START
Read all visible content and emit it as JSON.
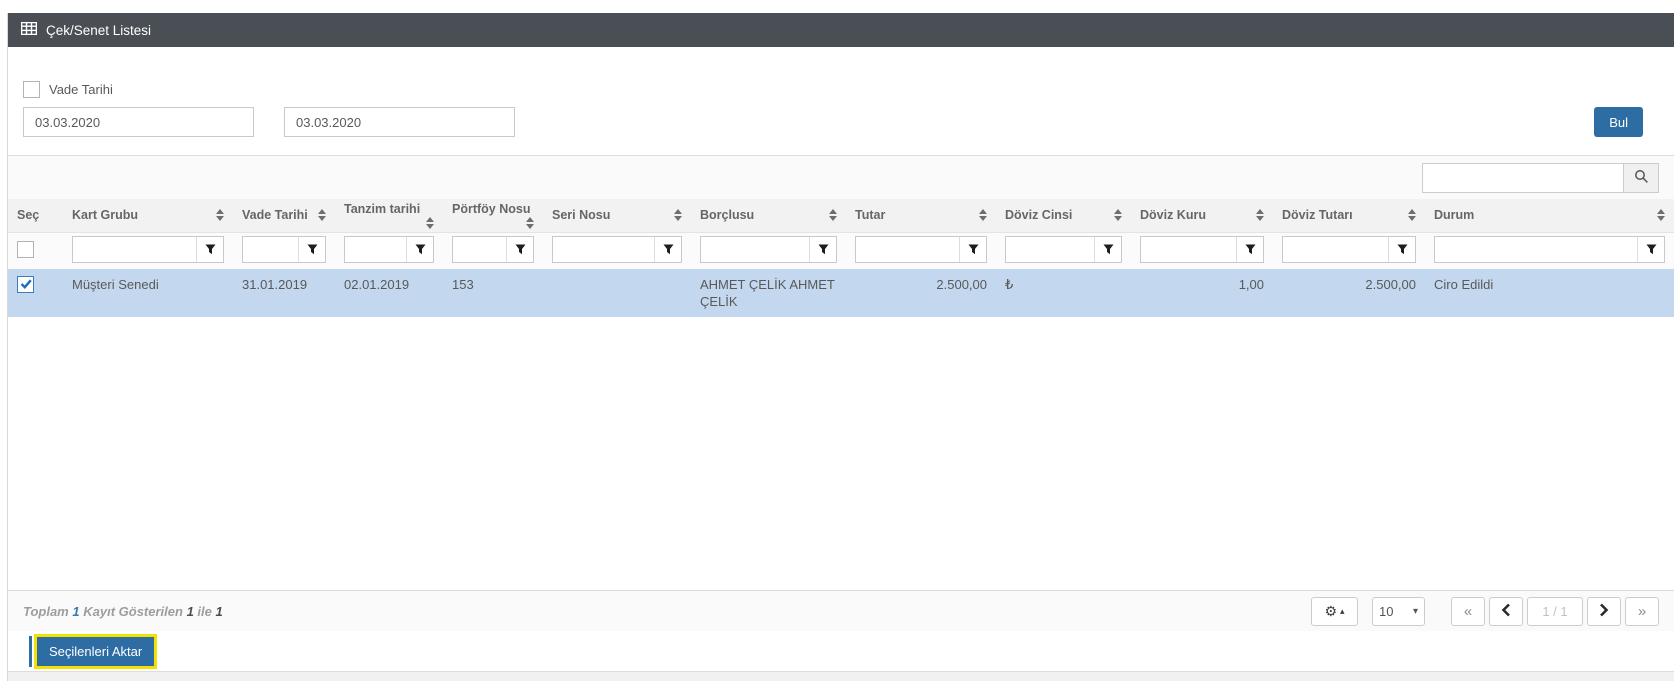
{
  "colors": {
    "title_bar_bg": "#494f55",
    "accent_blue": "#2e6da4",
    "row_highlight": "#c3d8ee",
    "focus_yellow": "#f3e103"
  },
  "header": {
    "title": "Çek/Senet Listesi"
  },
  "filters": {
    "vade_label": "Vade Tarihi",
    "vade_checked": false,
    "date_from": "03.03.2020",
    "date_to": "03.03.2020",
    "bul_label": "Bul"
  },
  "search": {
    "value": ""
  },
  "table": {
    "columns": [
      {
        "label": "Seç",
        "sortable": false
      },
      {
        "label": "Kart Grubu",
        "sortable": true
      },
      {
        "label": "Vade Tarihi",
        "sortable": true
      },
      {
        "label": "Tanzim tarihi",
        "sortable": true
      },
      {
        "label": "Pörtföy Nosu",
        "sortable": true
      },
      {
        "label": "Seri Nosu",
        "sortable": true
      },
      {
        "label": "Borçlusu",
        "sortable": true
      },
      {
        "label": "Tutar",
        "sortable": true
      },
      {
        "label": "Döviz Cinsi",
        "sortable": true
      },
      {
        "label": "Döviz Kuru",
        "sortable": true
      },
      {
        "label": "Döviz Tutarı",
        "sortable": true
      },
      {
        "label": "Durum",
        "sortable": true
      }
    ],
    "rows": [
      {
        "selected": true,
        "cells": [
          "Müşteri Senedi",
          "31.01.2019",
          "02.01.2019",
          "153",
          "",
          "AHMET ÇELİK AHMET ÇELİK",
          "2.500,00",
          "₺",
          "1,00",
          "2.500,00",
          "Ciro Edildi"
        ]
      }
    ]
  },
  "footer": {
    "summary": {
      "label_total": "Toplam",
      "total": "1",
      "label_shown": "Kayıt Gösterilen",
      "from": "1",
      "label_ile": "ile",
      "to": "1"
    },
    "pagination": {
      "page_size": "10",
      "indicator": "1 / 1"
    }
  },
  "actions": {
    "transfer_label": "Seçilenleri Aktar"
  },
  "icons": {
    "gear": "⚙",
    "caret_up": "▴",
    "caret_down": "▾",
    "double_left": "«",
    "double_right": "»"
  }
}
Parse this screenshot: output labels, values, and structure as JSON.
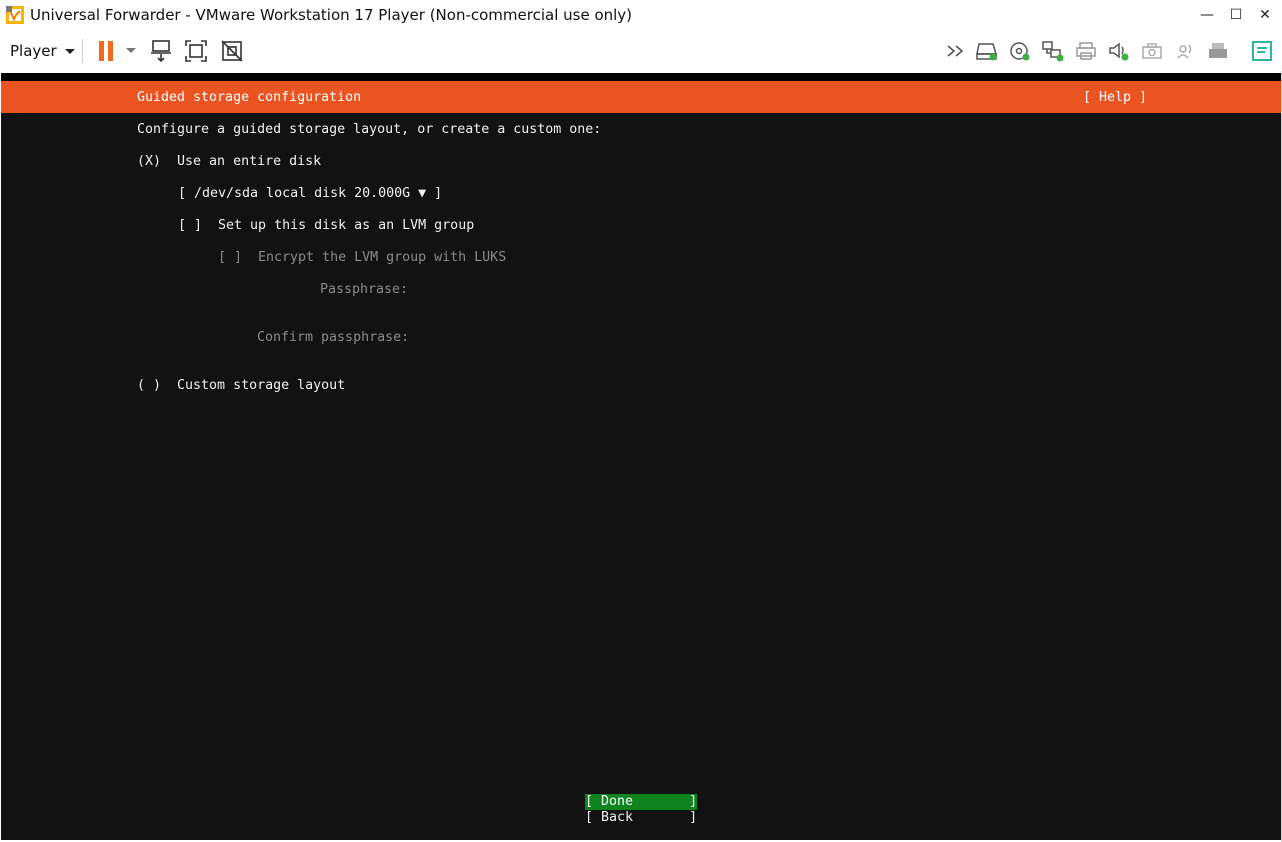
{
  "window": {
    "title": "Universal Forwarder - VMware Workstation 17 Player (Non-commercial use only)",
    "minimize_glyph": "—",
    "maximize_glyph": "☐",
    "close_glyph": "✕"
  },
  "toolbar": {
    "player_label": "Player",
    "icons_left": [
      "pause-icon",
      "dropdown-caret-icon",
      "send-ctrl-alt-del-icon",
      "full-screen-icon",
      "unity-icon"
    ],
    "icons_right": [
      "more-devices-icon",
      "hard-disk-icon",
      "cd-dvd-icon",
      "network-adapter-icon",
      "printer-icon",
      "sound-card-icon",
      "camera-icon",
      "usb-device-icon",
      "printer-disabled-icon",
      "message-log-icon"
    ]
  },
  "installer": {
    "header_title": "Guided storage configuration",
    "help_label": "[ Help ]",
    "intro": "Configure a guided storage layout, or create a custom one:",
    "entire_disk_radio": "(X)  Use an entire disk",
    "disk_select": "[ /dev/sda local disk 20.000G ▼ ]",
    "lvm_checkbox": "[ ]  Set up this disk as an LVM group",
    "encrypt_checkbox": "[ ]  Encrypt the LVM group with LUKS",
    "passphrase_label": "Passphrase:",
    "confirm_passphrase_label": "Confirm passphrase:",
    "custom_radio": "( )  Custom storage layout",
    "done_button": "[ Done       ]",
    "back_button": "[ Back       ]"
  },
  "colors": {
    "accent": "#e95420",
    "selected_button": "#0e8420",
    "terminal_bg": "#121212",
    "pause_orange": "#f26b1d"
  }
}
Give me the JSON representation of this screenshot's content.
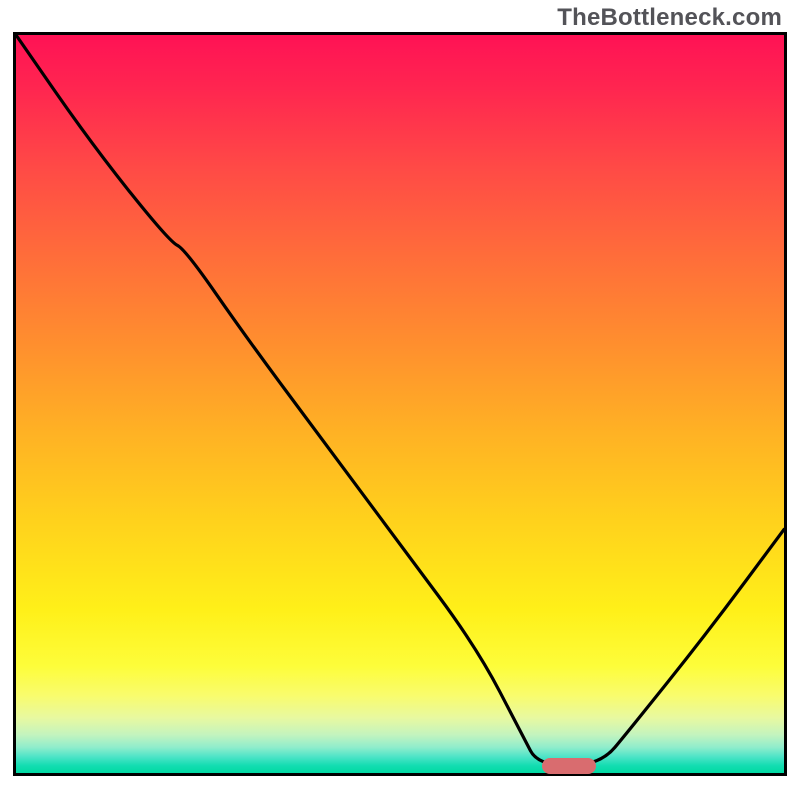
{
  "watermark": "TheBottleneck.com",
  "chart_data": {
    "type": "line",
    "title": "",
    "xlabel": "",
    "ylabel": "",
    "xlim": [
      0,
      100
    ],
    "ylim": [
      0,
      100
    ],
    "description": "Single black curve on rainbow vertical gradient. Curve starts top-left, descends with slight knee near x≈22,y≈71, dives to a flat trough around x≈68–76 at y≈1, then rises to y≈33 at x=100. A small rounded salmon marker sits at the trough.",
    "series": [
      {
        "name": "bottleneck-curve",
        "x": [
          0,
          10,
          20,
          22,
          30,
          40,
          50,
          60,
          66,
          68,
          76,
          80,
          90,
          100
        ],
        "y": [
          100,
          85,
          72,
          71,
          59,
          45,
          31,
          17,
          5,
          1,
          1,
          6,
          19,
          33
        ]
      }
    ],
    "marker": {
      "x": 72,
      "y": 1,
      "width_pct": 7,
      "color": "#d96c6f"
    },
    "gradient_stops": [
      {
        "pct": 0,
        "color": "#ff1255"
      },
      {
        "pct": 50,
        "color": "#ffb224"
      },
      {
        "pct": 85,
        "color": "#fdfd3a"
      },
      {
        "pct": 100,
        "color": "#00d9a2"
      }
    ]
  }
}
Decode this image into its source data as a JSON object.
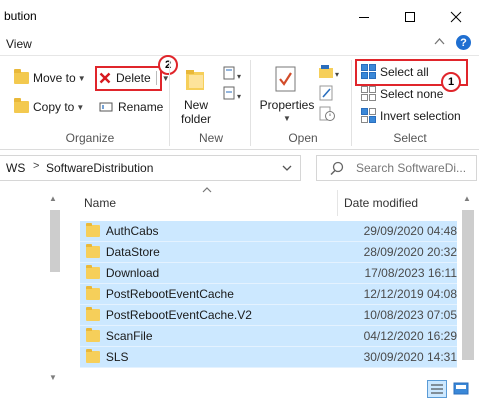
{
  "window": {
    "title": "bution",
    "minimize_icon": "minimize-icon",
    "maximize_icon": "maximize-icon",
    "close_icon": "close-icon"
  },
  "menu": {
    "view_tab": "View"
  },
  "ribbon": {
    "organize": {
      "move_to": "Move to",
      "copy_to": "Copy to",
      "delete": "Delete",
      "rename": "Rename",
      "label": "Organize"
    },
    "new": {
      "new_folder_line1": "New",
      "new_folder_line2": "folder",
      "label": "New"
    },
    "open": {
      "properties": "Properties",
      "label": "Open"
    },
    "select": {
      "select_all": "Select all",
      "select_none": "Select none",
      "invert_selection": "Invert selection",
      "label": "Select"
    },
    "annotations": {
      "badge_1": "1",
      "badge_2": "2"
    }
  },
  "address": {
    "prefix": "WS",
    "separator": ">",
    "current": "SoftwareDistribution",
    "search_placeholder": "Search SoftwareDi..."
  },
  "columns": {
    "name": "Name",
    "date_modified": "Date modified"
  },
  "files": [
    {
      "name": "AuthCabs",
      "date": "29/09/2020 04:48"
    },
    {
      "name": "DataStore",
      "date": "28/09/2020 20:32"
    },
    {
      "name": "Download",
      "date": "17/08/2023 16:11"
    },
    {
      "name": "PostRebootEventCache",
      "date": "12/12/2019 04:08"
    },
    {
      "name": "PostRebootEventCache.V2",
      "date": "10/08/2023 07:05"
    },
    {
      "name": "ScanFile",
      "date": "04/12/2020 16:29"
    },
    {
      "name": "SLS",
      "date": "30/09/2020 14:31"
    }
  ],
  "colors": {
    "accent": "#1f6fd1",
    "selection": "#cce8ff",
    "annotation_red": "#e0252b"
  }
}
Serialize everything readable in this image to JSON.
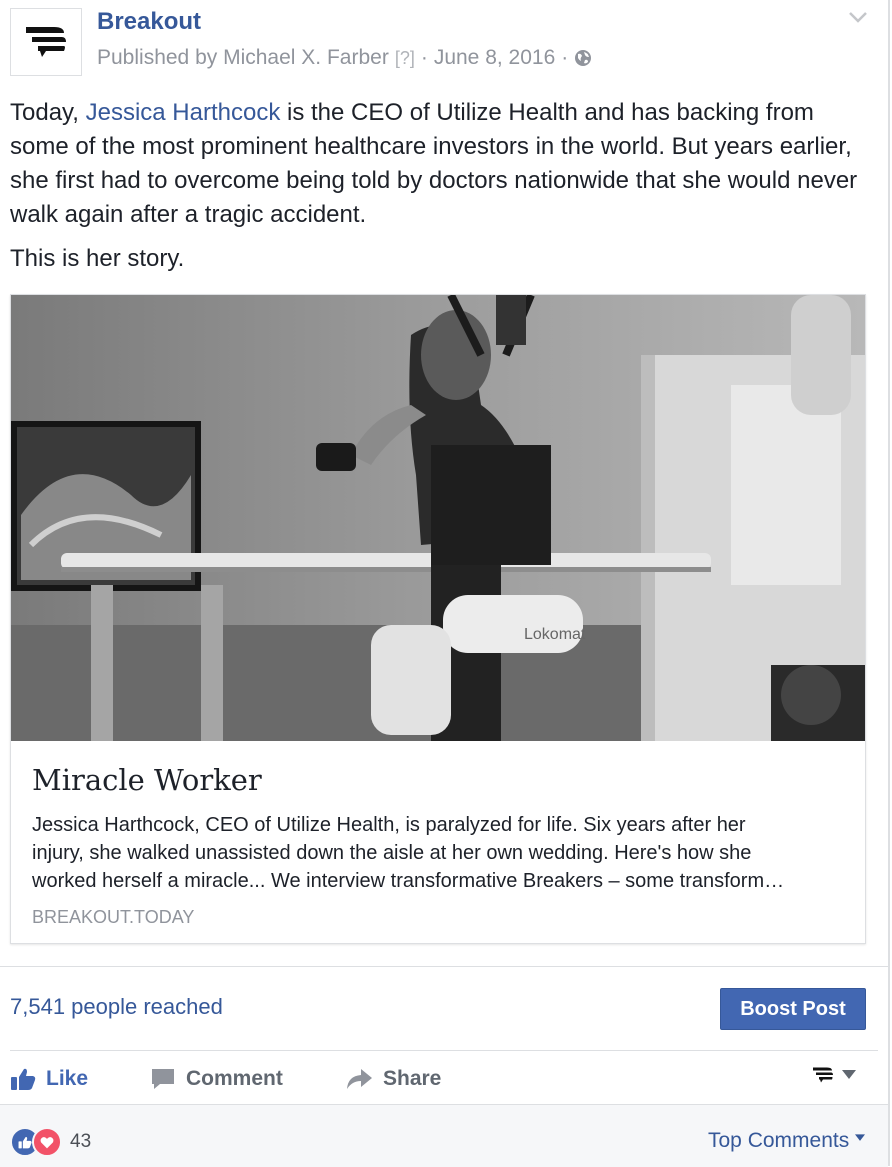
END
# Exercise prompt
The entries above should be reproduced exactly, without their pictures.

# Answer to the problem
Read all visible content and emit it as JSON.
{
  "colors": {
    "title_bar_bg": "#494f55",
    "accent_blue": "#2e6da4",
    "row_highlight": "#c3d8ee",
    "focus_yellow": "#f3e103"
  },
  "header": {
    "title": "Çek/Senet Listesi"
  },
  "filters": {
    "vade_label": "Vade Tarihi",
    "vade_checked": false,
    "date_from": "03.03.2020",
    "date_to": "03.03.2020",
    "bul_label": "Bul"
  },
  "search": {
    "value": ""
  },
  "table": {
    "columns": [
      {
        "label": "Seç",
        "sortable": false
      },
      {
        "label": "Kart Grubu",
        "sortable": true
      },
      {
        "label": "Vade Tarihi",
        "sortable": true
      },
      {
        "label": "Tanzim tarihi",
        "sortable": true
      },
      {
        "label": "Pörtföy Nosu",
        "sortable": true
      },
      {
        "label": "Seri Nosu",
        "sortable": true
      },
      {
        "label": "Borçlusu",
        "sortable": true
      },
      {
        "label": "Tutar",
        "sortable": true
      },
      {
        "label": "Döviz Cinsi",
        "sortable": true
      },
      {
        "label": "Döviz Kuru",
        "sortable": true
      },
      {
        "label": "Döviz Tutarı",
        "sortable": true
      },
      {
        "label": "Durum",
        "sortable": true
      }
    ],
    "rows": [
      {
        "selected": true,
        "cells": [
          "Müşteri Senedi",
          "31.01.2019",
          "02.01.2019",
          "153",
          "",
          "AHMET ÇELİK AHMET ÇELİK",
          "2.500,00",
          "₺",
          "1,00",
          "2.500,00",
          "Ciro Edildi"
        ]
      }
    ]
  },
  "footer": {
    "summary": {
      "label_total": "Toplam",
      "total": "1",
      "label_shown": "Kayıt Gösterilen",
      "from": "1",
      "label_ile": "ile",
      "to": "1"
    },
    "pagination": {
      "page_size": "10",
      "indicator": "1 / 1"
    }
  },
  "actions": {
    "transfer_label": "Seçilenleri Aktar"
  },
  "icons": {
    "gear": "⚙",
    "caret_up": "▴",
    "caret_down": "▾",
    "double_left": "«",
    "double_right": "»"
  }
}
Parse this screenshot: output labels, values, and structure as JSON.
{
  "window": {
    "title": "Universal Forwarder - VMware Workstation 17 Player (Non-commercial use only)",
    "minimize_glyph": "—",
    "maximize_glyph": "☐",
    "close_glyph": "✕"
  },
  "toolbar": {
    "player_label": "Player",
    "icons_left": [
      "pause-icon",
      "dropdown-caret-icon",
      "send-ctrl-alt-del-icon",
      "full-screen-icon",
      "unity-icon"
    ],
    "icons_right": [
      "more-devices-icon",
      "hard-disk-icon",
      "cd-dvd-icon",
      "network-adapter-icon",
      "printer-icon",
      "sound-card-icon",
      "camera-icon",
      "usb-device-icon",
      "printer-disabled-icon",
      "message-log-icon"
    ]
  },
  "installer": {
    "header_title": "Guided storage configuration",
    "help_label": "[ Help ]",
    "intro": "Configure a guided storage layout, or create a custom one:",
    "entire_disk_radio": "(X)  Use an entire disk",
    "disk_select": "[ /dev/sda local disk 20.000G ▼ ]",
    "lvm_checkbox": "[ ]  Set up this disk as an LVM group",
    "encrypt_checkbox": "[ ]  Encrypt the LVM group with LUKS",
    "passphrase_label": "Passphrase:",
    "confirm_passphrase_label": "Confirm passphrase:",
    "custom_radio": "( )  Custom storage layout",
    "done_button": "[ Done       ]",
    "back_button": "[ Back       ]"
  },
  "colors": {
    "accent": "#e95420",
    "selected_button": "#0e8420",
    "terminal_bg": "#121212",
    "pause_orange": "#f26b1d"
  }
}
Give me the JSON representation of this screenshot's content.
{
  "watermark": "TheBottleneck.com",
  "chart_data": {
    "type": "line",
    "title": "",
    "xlabel": "",
    "ylabel": "",
    "xlim": [
      0,
      100
    ],
    "ylim": [
      0,
      100
    ],
    "description": "Single black curve on rainbow vertical gradient. Curve starts top-left, descends with slight knee near x≈22,y≈71, dives to a flat trough around x≈68–76 at y≈1, then rises to y≈33 at x=100. A small rounded salmon marker sits at the trough.",
    "series": [
      {
        "name": "bottleneck-curve",
        "x": [
          0,
          10,
          20,
          22,
          30,
          40,
          50,
          60,
          66,
          68,
          76,
          80,
          90,
          100
        ],
        "y": [
          100,
          85,
          72,
          71,
          59,
          45,
          31,
          17,
          5,
          1,
          1,
          6,
          19,
          33
        ]
      }
    ],
    "marker": {
      "x": 72,
      "y": 1,
      "width_pct": 7,
      "color": "#d96c6f"
    },
    "gradient_stops": [
      {
        "pct": 0,
        "color": "#ff1255"
      },
      {
        "pct": 50,
        "color": "#ffb224"
      },
      {
        "pct": 85,
        "color": "#fdfd3a"
      },
      {
        "pct": 100,
        "color": "#00d9a2"
      }
    ]
  }
}
Decode this image into its source data as a JSON object.
{
  "window": {
    "title": "bution",
    "minimize_icon": "minimize-icon",
    "maximize_icon": "maximize-icon",
    "close_icon": "close-icon"
  },
  "menu": {
    "view_tab": "View"
  },
  "ribbon": {
    "organize": {
      "move_to": "Move to",
      "copy_to": "Copy to",
      "delete": "Delete",
      "rename": "Rename",
      "label": "Organize"
    },
    "new": {
      "new_folder_line1": "New",
      "new_folder_line2": "folder",
      "label": "New"
    },
    "open": {
      "properties": "Properties",
      "label": "Open"
    },
    "select": {
      "select_all": "Select all",
      "select_none": "Select none",
      "invert_selection": "Invert selection",
      "label": "Select"
    },
    "annotations": {
      "badge_1": "1",
      "badge_2": "2"
    }
  },
  "address": {
    "prefix": "WS",
    "separator": ">",
    "current": "SoftwareDistribution",
    "search_placeholder": "Search SoftwareDi..."
  },
  "columns": {
    "name": "Name",
    "date_modified": "Date modified"
  },
  "files": [
    {
      "name": "AuthCabs",
      "date": "29/09/2020 04:48"
    },
    {
      "name": "DataStore",
      "date": "28/09/2020 20:32"
    },
    {
      "name": "Download",
      "date": "17/08/2023 16:11"
    },
    {
      "name": "PostRebootEventCache",
      "date": "12/12/2019 04:08"
    },
    {
      "name": "PostRebootEventCache.V2",
      "date": "10/08/2023 07:05"
    },
    {
      "name": "ScanFile",
      "date": "04/12/2020 16:29"
    },
    {
      "name": "SLS",
      "date": "30/09/2020 14:31"
    }
  ],
  "colors": {
    "accent": "#1f6fd1",
    "selection": "#cce8ff",
    "annotation_red": "#e0252b"
  }
}
Serialize everything readable in this image to JSON.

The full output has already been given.